READING PASSAGE:
• • • • •

The final model is based on the simultaneous analysis of all data for PANC-1 cellular responses to 100 nM BRP and 10 nM PTX, both alone and in combination. As an external qualification, model simulations were performed for different combinations of drug concentrations that were not used in construction of the model, and could then be used in validation. Observed total cell counts for 24 paired drug combinations are overlaid with the model simulations in Fig. 6a. All drug-specific parameters were converted to concentration-dependent Michaelis-Menten equations for the purpose of extrapolation. For example, the inhibition term InhB, which indicates the inhibition of cIAP1 by 100 nM BRP, was converted to \( In{h}_B=\frac{C_B}{C_B+I{C}_{50,B}} \), equivalent to \( 0.967=\frac{100}{100+I{C}_{50,B}} \), and thus IC50, B, the concentration of BRP causing cIAP1 to decrease to half-maximal, is 3.41 nM. By this approach, the inhibition term can be extrapolated to other concentrations as \( \frac{C_B}{C_B+3.41 nM} \). Other drug-specific parameters were converted in a similar manner, except for IRAK4; its response was assumed to be dose-independent, because both single-agent- and combined BRP/PTX treatments resulted in the same IRAK4 expression profile (Supplementary Table S6). Several minor adjustments to the model were made to accommodate changes in experimental format. Cells were cultured in 96-well plates for investigation of cell growth kinetics (surface area 0.32cm2 per well), but the larger numbers of cells used in cell cycle and apoptosis assays required 6-well plates (surface area 9.5cm2 per well), leading to minor changes in proliferation kinetics. To account for the different confluence-to-seeding ratios in 6-vs. 96-wells plates, the capacity of live cells in the Gompertz function was set to a relatively high number (Nmax = 30), and kma0 was decreased by 0.3-fold for the conversion (Supplementary Table S5). All other parameters were the same as the model-estimated values in Table 1. There was good agreement between the observed cell proliferation and simulated values (Fig. 6b; R2 = 0.93), and the final proteomics-based cell cycle/apoptosis model predicted successfully the experimentally-observed synergistic inhibition of PANC-1 cell growth kinetics in response to the BRP/PTX combination.

• • • • •

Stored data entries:
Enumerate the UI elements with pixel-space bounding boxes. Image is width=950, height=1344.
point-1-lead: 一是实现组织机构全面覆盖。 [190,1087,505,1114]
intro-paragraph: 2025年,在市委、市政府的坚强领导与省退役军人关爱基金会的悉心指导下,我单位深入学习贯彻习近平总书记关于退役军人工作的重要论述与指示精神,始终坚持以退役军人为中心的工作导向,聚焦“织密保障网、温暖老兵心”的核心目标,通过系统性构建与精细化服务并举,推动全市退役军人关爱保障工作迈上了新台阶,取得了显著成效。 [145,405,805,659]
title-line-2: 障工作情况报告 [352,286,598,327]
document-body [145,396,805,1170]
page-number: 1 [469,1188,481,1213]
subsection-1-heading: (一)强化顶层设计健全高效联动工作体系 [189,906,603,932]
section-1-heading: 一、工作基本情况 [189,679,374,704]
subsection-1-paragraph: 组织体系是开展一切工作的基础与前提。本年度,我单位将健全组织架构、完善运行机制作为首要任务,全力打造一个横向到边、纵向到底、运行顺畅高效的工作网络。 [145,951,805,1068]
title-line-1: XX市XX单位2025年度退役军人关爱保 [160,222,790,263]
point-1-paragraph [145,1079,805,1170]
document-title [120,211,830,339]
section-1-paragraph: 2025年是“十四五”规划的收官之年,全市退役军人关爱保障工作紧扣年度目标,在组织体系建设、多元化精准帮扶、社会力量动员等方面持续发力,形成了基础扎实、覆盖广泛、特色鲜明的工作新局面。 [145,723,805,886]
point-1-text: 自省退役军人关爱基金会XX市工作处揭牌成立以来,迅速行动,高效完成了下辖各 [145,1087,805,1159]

• • • • •

TASK BRIEF:
Using the passage on the PANC-1 drug model, state whether each of these statements agrees with it, answering yes or no and quoting the deciding words: 1. The IRAK4 response was treated as not depending on dose. 2. Cell growth kinetics were studied in 6-well plates. 3. The observed cell proliferation matched the simulated values poorly.

YOUR SOLUTION:
1. Yes: "its response was assumed to be dose-independent"
2. No: "Cells were cultured in 96-well plates for investigation of cell growth kinetics"
3. No: "There was good agreement between the observed cell proliferation and simulated values"